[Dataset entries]
Start
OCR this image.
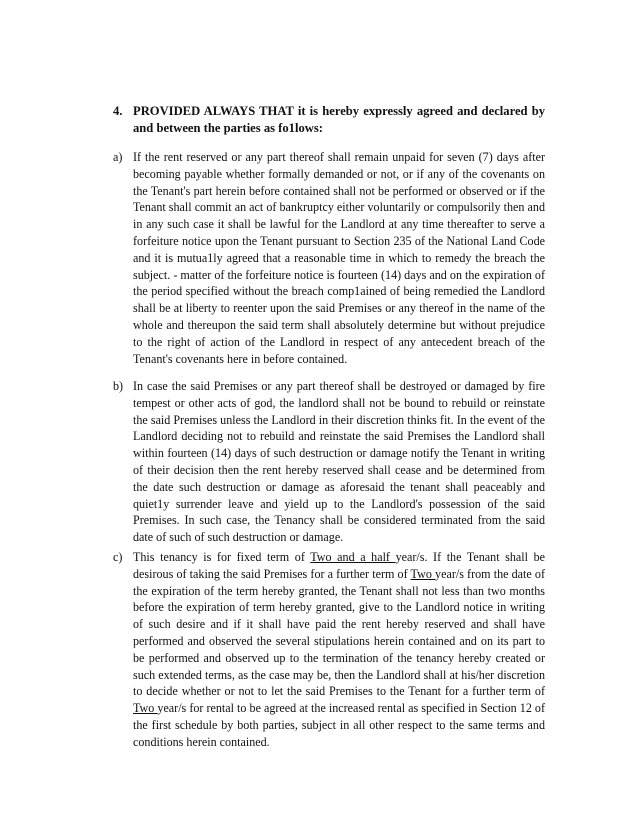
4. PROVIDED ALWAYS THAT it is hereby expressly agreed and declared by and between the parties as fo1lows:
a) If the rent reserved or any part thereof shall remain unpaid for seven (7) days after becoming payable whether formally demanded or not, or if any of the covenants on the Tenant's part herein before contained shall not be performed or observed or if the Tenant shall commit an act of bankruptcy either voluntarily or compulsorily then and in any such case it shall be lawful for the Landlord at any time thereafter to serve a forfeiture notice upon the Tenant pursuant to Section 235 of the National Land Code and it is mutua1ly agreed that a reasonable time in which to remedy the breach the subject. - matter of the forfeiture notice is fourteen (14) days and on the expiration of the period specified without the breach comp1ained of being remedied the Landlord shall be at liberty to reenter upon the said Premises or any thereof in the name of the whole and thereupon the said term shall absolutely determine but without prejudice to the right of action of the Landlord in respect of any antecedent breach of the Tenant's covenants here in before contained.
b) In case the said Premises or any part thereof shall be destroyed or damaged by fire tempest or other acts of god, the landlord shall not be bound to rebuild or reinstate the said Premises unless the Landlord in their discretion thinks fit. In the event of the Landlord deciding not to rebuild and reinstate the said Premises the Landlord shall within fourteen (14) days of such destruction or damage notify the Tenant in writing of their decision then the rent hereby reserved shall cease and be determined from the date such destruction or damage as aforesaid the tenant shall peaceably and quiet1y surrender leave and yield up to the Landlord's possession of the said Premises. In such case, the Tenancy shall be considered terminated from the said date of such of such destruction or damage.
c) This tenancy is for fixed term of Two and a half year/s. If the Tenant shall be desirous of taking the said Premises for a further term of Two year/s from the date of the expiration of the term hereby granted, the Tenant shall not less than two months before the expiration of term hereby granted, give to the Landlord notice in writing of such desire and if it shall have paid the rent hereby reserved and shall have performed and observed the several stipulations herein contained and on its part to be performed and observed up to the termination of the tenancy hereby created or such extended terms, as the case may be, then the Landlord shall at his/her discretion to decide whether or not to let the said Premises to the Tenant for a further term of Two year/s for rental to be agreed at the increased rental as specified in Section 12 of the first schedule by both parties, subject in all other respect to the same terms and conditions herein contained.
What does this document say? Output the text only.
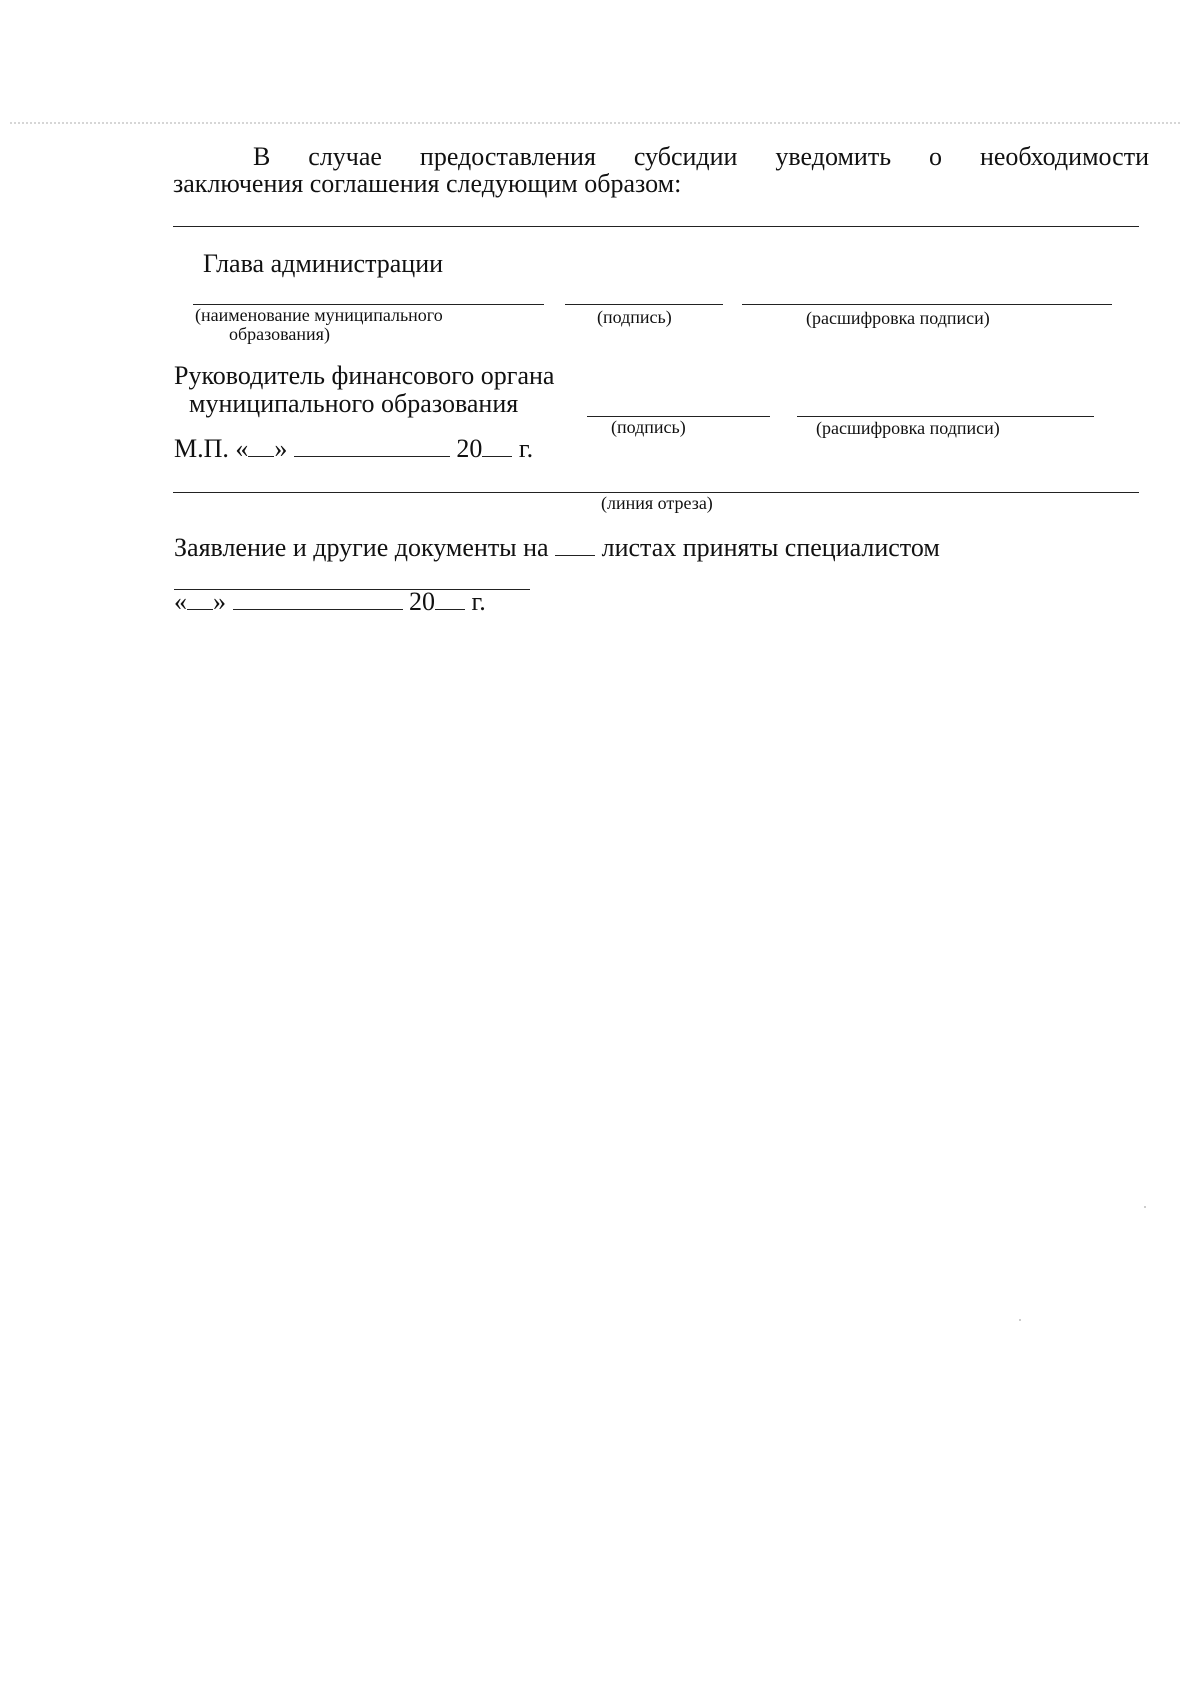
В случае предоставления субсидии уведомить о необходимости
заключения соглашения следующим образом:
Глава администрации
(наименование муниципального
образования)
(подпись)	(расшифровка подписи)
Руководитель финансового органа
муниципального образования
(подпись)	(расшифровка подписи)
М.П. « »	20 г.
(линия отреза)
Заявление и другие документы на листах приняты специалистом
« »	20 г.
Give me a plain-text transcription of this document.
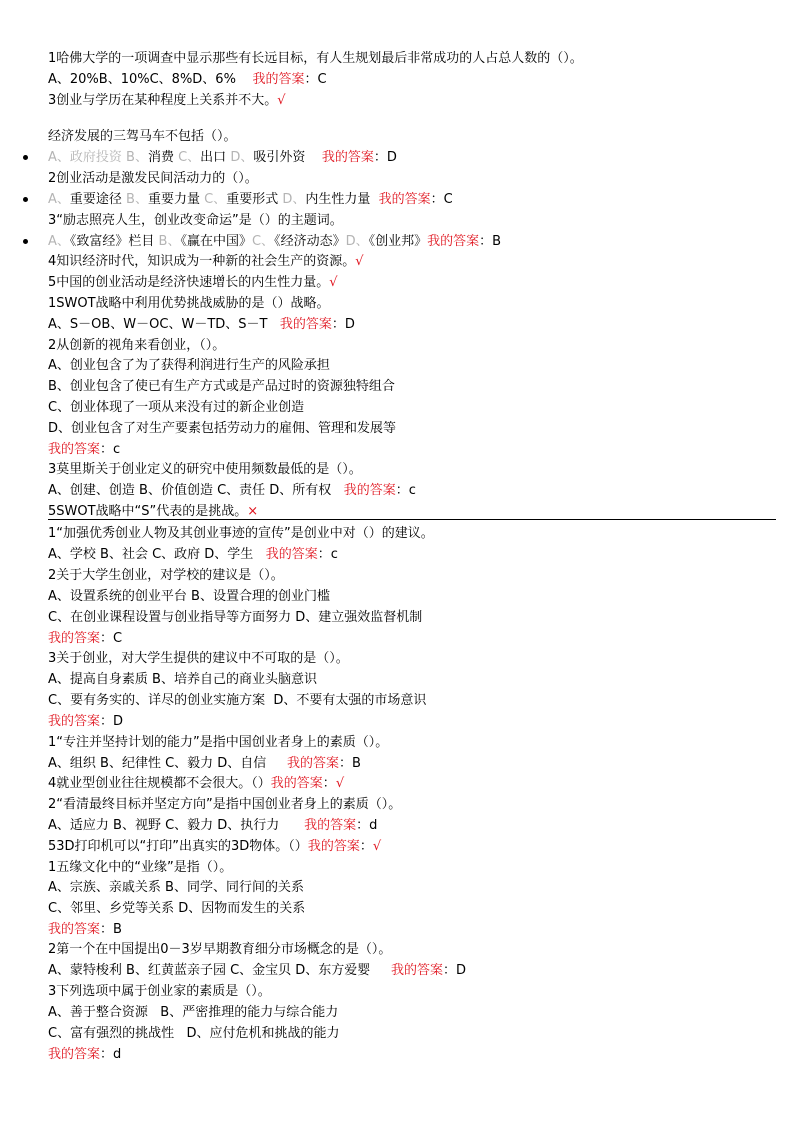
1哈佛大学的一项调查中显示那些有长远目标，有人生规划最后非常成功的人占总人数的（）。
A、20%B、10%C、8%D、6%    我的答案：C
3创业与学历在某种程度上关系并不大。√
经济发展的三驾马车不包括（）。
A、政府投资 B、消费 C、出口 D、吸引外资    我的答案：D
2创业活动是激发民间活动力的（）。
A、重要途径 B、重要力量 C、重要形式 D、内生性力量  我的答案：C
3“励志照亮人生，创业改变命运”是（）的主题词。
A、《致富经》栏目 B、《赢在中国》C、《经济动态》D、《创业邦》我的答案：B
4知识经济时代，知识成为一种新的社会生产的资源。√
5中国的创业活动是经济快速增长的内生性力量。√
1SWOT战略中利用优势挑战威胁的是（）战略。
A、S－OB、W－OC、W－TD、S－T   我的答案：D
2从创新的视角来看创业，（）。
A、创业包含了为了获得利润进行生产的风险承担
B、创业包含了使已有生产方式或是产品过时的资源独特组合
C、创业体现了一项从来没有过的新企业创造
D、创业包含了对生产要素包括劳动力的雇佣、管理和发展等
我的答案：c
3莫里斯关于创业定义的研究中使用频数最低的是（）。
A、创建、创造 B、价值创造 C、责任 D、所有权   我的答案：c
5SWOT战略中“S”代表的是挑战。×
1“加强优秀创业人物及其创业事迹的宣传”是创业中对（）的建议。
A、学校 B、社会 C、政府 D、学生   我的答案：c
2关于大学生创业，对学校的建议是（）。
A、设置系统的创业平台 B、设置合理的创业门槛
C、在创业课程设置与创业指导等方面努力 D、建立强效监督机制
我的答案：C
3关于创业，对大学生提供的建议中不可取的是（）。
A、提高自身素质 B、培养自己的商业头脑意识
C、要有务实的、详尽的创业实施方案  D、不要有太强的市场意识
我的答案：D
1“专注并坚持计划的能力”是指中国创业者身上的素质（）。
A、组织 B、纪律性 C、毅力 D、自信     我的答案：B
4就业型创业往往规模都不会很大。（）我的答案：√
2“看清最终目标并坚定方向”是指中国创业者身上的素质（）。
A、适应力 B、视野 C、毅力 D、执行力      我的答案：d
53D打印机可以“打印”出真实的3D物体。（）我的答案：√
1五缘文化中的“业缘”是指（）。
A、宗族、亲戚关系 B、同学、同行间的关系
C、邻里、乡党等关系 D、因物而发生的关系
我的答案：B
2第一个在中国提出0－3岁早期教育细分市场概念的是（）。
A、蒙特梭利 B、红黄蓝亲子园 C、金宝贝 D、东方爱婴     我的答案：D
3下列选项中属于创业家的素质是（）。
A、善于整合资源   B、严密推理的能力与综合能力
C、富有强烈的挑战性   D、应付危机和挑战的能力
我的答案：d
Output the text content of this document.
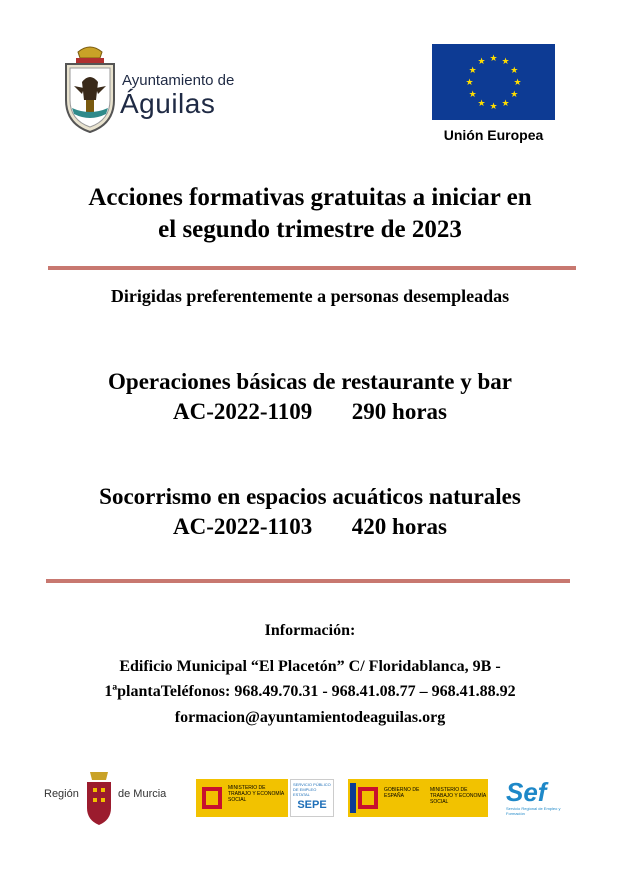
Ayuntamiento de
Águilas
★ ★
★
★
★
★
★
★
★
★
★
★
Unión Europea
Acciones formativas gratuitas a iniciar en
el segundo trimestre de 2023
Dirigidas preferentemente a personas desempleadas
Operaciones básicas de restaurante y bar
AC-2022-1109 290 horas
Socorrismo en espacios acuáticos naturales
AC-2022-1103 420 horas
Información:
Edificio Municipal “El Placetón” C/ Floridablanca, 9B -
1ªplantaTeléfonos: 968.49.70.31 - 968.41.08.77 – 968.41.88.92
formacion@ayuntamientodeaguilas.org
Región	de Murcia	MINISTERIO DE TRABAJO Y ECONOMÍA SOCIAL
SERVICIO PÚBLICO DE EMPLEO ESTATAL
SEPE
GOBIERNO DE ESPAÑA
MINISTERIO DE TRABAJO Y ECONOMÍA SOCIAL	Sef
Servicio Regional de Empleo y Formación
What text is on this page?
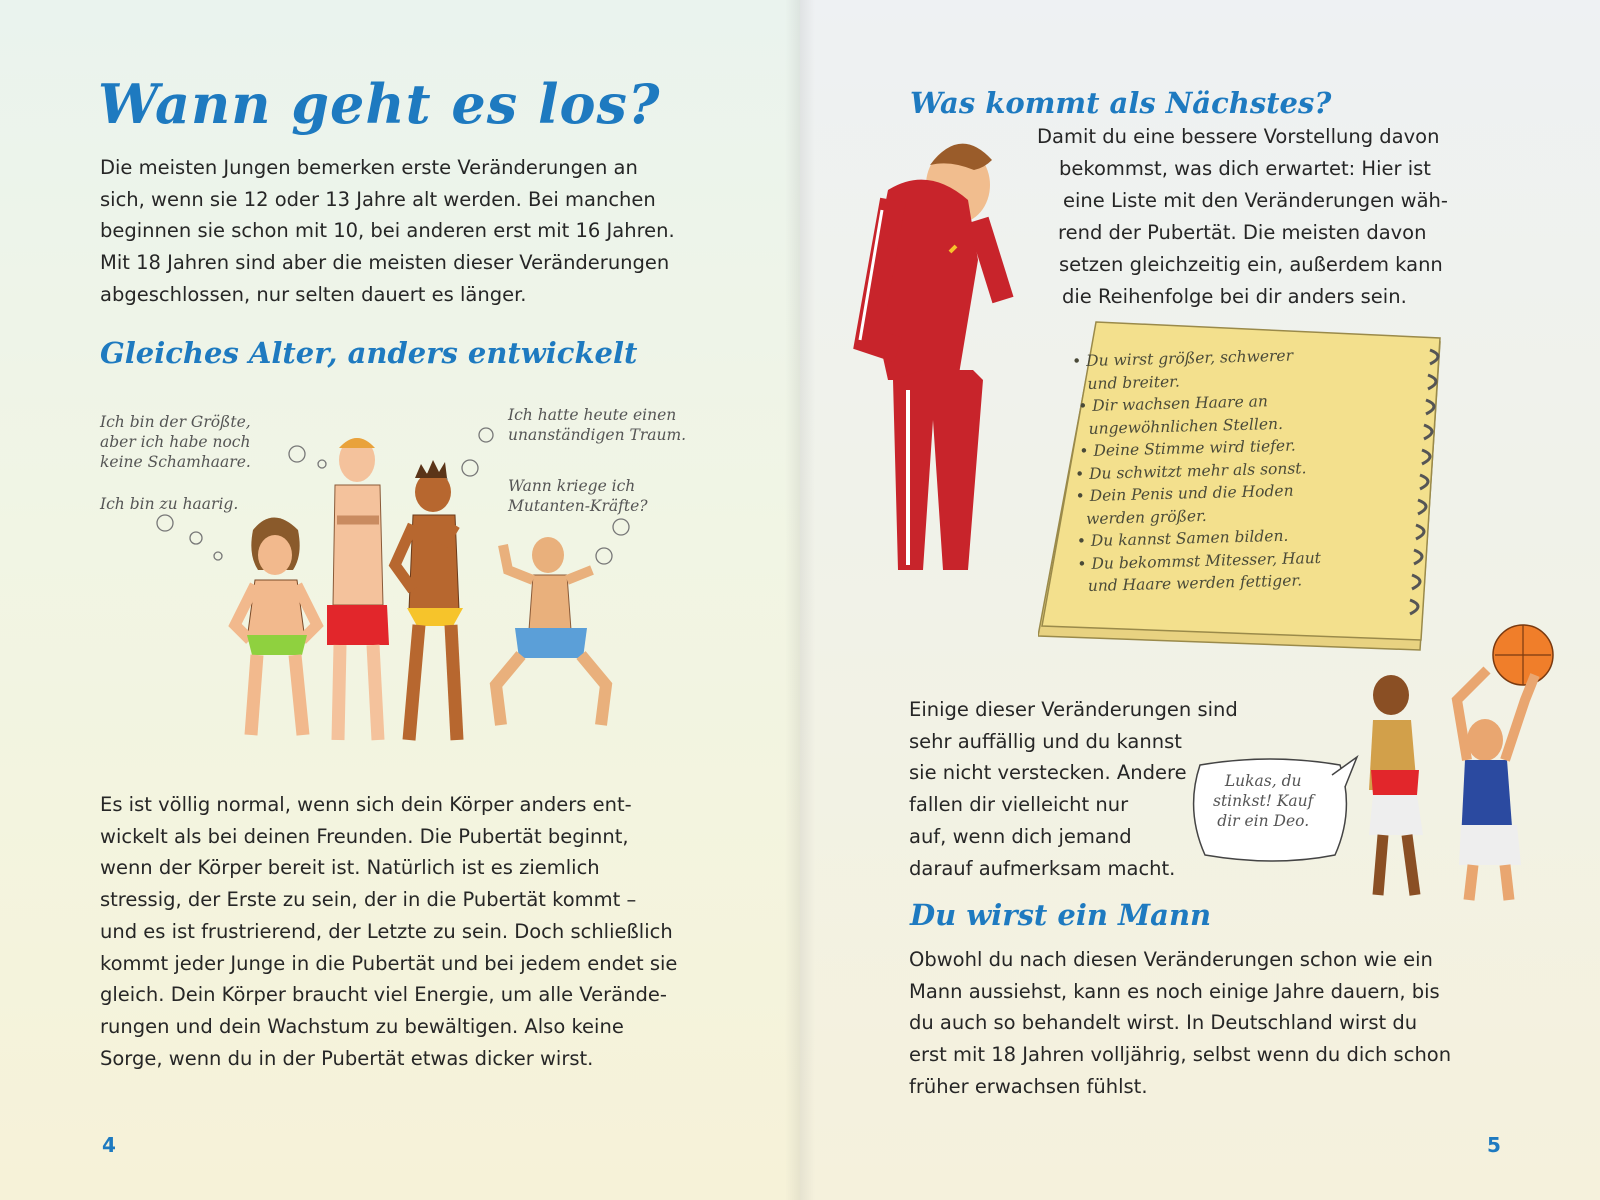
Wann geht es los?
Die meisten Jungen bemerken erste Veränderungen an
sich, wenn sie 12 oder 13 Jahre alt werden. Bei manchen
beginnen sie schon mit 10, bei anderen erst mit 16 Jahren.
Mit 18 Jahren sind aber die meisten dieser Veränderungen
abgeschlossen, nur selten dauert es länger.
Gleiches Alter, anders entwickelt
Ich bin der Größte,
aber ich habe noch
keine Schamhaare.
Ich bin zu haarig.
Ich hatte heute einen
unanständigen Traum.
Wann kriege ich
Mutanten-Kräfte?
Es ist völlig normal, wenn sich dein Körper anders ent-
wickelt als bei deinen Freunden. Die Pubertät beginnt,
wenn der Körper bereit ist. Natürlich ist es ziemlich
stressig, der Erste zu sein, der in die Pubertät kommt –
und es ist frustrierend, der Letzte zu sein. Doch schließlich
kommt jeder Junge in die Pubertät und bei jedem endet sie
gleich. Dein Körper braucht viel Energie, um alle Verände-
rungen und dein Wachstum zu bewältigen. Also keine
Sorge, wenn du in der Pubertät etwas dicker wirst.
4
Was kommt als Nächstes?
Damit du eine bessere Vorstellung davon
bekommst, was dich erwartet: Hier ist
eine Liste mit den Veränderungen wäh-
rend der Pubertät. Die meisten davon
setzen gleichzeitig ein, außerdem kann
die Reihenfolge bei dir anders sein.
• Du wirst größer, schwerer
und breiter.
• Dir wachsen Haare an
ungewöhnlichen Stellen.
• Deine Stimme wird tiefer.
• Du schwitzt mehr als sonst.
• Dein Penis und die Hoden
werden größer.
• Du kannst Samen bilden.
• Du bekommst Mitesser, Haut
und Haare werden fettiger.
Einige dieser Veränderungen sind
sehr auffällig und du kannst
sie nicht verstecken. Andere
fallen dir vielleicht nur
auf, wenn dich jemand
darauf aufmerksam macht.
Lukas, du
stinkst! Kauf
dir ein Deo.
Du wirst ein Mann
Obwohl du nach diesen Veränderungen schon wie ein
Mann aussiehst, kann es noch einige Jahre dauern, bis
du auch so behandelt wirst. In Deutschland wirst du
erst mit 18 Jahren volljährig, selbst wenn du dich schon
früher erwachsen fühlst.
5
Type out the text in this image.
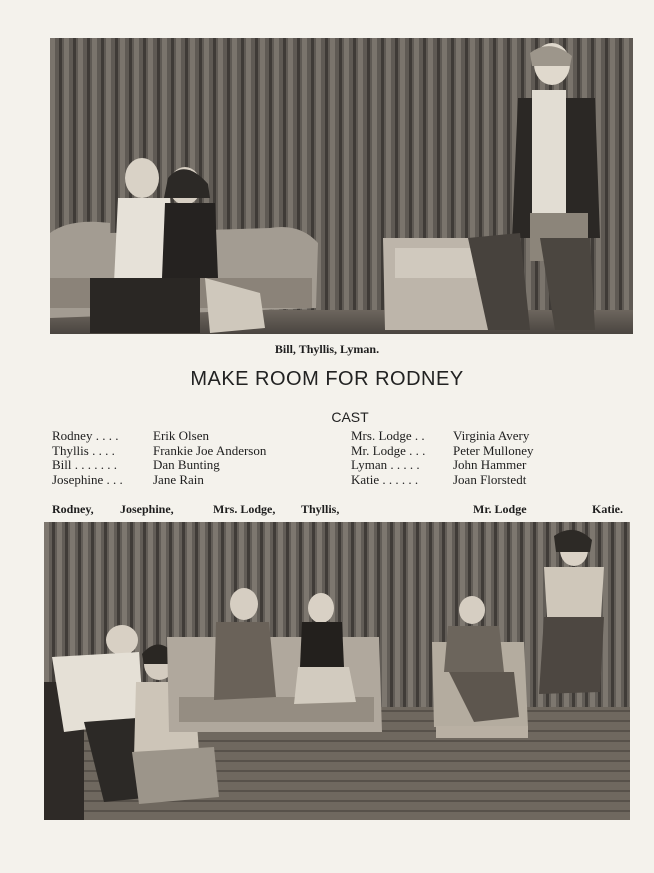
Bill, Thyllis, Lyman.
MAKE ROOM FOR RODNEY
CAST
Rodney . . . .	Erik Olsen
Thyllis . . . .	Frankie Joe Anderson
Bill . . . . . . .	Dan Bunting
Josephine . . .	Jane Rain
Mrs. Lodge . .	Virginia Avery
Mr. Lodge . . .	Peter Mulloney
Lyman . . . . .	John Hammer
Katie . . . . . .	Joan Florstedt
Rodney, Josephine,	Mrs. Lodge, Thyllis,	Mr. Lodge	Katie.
End
• [Exercise requirements] Examine the records and report how many lines contain the string "noch". Only the number should be given.

• [Response below] 2